EXERCISE REQUIREMENTS: Pull every line of the entries that has the word "Yokohama".
+===+
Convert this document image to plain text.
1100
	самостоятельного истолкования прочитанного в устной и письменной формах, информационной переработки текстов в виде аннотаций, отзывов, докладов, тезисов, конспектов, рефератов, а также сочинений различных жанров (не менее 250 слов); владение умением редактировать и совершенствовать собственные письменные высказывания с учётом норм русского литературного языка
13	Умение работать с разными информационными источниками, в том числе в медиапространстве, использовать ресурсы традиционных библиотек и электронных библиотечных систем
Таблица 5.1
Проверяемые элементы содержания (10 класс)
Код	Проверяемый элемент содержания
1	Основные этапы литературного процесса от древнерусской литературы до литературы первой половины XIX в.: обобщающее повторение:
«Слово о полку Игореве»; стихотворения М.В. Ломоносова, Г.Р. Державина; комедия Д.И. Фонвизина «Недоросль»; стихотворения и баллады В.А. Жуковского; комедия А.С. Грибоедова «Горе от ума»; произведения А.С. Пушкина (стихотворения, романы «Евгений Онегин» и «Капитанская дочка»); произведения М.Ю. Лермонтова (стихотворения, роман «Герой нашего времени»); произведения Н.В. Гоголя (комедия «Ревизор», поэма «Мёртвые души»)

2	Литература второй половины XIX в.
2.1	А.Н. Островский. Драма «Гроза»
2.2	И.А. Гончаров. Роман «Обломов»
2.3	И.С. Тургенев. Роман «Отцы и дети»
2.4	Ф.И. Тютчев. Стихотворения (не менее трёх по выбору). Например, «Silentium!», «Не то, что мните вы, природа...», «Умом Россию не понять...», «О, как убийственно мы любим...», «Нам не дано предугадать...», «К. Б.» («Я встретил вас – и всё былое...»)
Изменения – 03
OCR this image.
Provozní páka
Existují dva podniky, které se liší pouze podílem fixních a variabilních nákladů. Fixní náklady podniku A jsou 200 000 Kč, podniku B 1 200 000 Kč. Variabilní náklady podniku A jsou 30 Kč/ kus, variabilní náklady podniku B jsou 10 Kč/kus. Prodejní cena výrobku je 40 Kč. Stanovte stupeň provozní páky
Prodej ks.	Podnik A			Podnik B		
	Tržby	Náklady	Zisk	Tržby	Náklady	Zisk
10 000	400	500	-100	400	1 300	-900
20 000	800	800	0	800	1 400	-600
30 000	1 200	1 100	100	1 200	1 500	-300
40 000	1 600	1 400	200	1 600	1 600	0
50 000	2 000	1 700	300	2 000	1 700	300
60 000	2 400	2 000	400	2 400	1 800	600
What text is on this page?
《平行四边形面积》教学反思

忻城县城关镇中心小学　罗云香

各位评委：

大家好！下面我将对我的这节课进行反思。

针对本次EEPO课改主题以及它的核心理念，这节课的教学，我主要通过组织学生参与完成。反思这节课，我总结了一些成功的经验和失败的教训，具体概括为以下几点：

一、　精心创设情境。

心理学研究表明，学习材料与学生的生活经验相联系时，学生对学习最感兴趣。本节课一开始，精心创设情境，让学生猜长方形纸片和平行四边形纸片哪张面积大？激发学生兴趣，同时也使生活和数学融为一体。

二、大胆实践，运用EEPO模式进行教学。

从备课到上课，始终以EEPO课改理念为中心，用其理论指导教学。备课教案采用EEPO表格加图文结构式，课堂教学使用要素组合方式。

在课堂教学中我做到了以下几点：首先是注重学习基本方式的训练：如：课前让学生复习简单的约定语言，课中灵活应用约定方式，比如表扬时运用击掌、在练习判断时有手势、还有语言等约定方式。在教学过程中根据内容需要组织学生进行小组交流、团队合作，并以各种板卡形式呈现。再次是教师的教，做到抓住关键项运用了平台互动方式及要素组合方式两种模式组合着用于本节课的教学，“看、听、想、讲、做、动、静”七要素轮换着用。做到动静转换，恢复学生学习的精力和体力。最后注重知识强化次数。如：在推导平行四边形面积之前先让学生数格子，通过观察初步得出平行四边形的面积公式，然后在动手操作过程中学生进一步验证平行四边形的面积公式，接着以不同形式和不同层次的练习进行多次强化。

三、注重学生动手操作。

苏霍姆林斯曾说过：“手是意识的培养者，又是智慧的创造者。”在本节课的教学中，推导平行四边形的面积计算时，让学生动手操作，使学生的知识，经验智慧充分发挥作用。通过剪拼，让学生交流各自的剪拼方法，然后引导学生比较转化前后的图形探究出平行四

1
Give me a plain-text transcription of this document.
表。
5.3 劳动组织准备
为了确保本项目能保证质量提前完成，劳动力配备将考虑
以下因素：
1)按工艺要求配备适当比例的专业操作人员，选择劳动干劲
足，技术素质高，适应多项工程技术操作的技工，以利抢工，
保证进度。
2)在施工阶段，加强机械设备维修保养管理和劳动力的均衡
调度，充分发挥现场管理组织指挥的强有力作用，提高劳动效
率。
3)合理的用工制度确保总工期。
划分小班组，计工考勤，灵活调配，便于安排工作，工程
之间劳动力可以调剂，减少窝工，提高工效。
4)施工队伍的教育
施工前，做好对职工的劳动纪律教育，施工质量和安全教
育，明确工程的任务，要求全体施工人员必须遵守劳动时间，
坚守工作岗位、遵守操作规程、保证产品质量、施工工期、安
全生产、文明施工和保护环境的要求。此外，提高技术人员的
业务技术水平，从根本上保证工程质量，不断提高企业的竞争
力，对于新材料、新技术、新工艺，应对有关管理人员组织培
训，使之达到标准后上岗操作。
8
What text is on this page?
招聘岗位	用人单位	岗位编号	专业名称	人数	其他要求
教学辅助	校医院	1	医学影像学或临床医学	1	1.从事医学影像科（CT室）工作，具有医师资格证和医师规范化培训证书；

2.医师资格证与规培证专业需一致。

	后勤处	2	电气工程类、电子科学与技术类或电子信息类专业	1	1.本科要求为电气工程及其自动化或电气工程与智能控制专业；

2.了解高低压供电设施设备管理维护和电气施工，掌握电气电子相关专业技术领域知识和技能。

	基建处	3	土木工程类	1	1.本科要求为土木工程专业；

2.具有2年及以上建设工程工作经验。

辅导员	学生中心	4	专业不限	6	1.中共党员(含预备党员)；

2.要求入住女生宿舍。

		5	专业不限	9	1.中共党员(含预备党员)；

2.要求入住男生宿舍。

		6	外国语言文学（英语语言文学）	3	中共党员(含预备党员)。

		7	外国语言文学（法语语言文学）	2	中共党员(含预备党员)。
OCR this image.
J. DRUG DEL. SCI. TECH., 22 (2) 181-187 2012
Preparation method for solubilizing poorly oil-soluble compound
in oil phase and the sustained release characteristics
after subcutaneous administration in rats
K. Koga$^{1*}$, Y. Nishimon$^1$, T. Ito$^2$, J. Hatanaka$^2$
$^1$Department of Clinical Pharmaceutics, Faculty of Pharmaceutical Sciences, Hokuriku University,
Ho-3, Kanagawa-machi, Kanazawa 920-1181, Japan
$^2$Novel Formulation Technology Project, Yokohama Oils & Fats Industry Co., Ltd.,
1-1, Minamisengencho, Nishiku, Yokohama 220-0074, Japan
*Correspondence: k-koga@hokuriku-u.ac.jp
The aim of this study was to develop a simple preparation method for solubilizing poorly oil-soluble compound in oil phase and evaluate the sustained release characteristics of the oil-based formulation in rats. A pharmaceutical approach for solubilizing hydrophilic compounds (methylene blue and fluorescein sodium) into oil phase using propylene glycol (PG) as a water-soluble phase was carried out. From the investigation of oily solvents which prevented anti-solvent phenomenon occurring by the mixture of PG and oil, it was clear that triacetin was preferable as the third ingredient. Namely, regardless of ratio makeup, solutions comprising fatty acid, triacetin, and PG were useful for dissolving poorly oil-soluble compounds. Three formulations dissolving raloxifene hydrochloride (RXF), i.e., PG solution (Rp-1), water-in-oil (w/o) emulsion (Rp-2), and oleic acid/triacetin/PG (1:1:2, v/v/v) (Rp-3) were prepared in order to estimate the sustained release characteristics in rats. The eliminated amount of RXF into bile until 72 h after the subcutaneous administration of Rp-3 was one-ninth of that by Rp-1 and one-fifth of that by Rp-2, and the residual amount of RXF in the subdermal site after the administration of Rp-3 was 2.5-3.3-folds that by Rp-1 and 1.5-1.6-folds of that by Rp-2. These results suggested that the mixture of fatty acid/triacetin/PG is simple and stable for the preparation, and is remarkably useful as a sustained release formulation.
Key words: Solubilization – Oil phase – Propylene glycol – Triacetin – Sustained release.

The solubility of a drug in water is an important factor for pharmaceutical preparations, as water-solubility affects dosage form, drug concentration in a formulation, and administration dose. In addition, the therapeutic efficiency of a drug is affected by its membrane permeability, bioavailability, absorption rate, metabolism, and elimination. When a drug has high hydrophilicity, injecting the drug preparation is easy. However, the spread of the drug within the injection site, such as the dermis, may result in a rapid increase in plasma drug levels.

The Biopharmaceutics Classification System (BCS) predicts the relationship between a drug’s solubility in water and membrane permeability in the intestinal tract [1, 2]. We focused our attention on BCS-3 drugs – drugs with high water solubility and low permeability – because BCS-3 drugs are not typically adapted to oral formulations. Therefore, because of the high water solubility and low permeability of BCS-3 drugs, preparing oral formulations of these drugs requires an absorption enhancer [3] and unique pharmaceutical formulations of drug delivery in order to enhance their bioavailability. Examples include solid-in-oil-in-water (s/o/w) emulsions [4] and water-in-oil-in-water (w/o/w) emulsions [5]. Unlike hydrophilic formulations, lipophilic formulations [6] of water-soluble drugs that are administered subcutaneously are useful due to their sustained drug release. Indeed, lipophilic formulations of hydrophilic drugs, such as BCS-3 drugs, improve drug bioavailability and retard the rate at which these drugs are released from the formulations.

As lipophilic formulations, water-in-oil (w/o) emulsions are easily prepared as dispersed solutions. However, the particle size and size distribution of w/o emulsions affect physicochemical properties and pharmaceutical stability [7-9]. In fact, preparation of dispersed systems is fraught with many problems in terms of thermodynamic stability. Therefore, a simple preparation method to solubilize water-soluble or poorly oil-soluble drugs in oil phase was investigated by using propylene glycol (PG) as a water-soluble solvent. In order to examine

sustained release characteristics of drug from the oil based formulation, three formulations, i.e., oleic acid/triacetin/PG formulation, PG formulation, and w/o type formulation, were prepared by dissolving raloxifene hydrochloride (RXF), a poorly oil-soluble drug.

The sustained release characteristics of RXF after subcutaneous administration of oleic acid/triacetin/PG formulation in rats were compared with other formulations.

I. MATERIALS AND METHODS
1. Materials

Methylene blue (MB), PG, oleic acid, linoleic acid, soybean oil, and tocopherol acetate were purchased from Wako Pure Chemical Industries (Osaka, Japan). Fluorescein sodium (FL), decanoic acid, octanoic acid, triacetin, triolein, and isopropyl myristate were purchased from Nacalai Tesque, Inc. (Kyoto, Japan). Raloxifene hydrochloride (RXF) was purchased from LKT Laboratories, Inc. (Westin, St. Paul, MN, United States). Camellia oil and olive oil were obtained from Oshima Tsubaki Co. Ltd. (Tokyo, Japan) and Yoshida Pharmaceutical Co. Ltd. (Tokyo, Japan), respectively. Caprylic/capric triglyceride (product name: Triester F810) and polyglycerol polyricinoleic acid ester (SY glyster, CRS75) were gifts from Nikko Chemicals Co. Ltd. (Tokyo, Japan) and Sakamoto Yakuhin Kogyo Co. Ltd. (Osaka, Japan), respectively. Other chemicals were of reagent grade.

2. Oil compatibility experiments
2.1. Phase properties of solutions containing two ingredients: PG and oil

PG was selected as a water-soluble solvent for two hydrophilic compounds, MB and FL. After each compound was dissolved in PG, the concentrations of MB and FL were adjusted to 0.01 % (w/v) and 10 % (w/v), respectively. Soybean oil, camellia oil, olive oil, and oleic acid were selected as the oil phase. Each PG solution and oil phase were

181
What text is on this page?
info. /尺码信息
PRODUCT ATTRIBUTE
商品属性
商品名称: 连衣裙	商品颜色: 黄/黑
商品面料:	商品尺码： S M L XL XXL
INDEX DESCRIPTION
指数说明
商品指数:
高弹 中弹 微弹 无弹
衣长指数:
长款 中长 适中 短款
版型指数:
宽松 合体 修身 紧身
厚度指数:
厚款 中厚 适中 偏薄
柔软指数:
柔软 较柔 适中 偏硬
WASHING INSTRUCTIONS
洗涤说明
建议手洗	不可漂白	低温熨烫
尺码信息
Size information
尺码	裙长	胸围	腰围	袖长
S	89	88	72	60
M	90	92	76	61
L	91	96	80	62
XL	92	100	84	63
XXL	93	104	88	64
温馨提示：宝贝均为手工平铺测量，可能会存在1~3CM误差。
+===+
RESPONSE BELOW:
$^2$Novel Formulation Technology Project, Yokohama Oils & Fats Industry Co., Ltd.,
1-1, Minamisengencho, Nishiku, Yokohama 220-0074, Japan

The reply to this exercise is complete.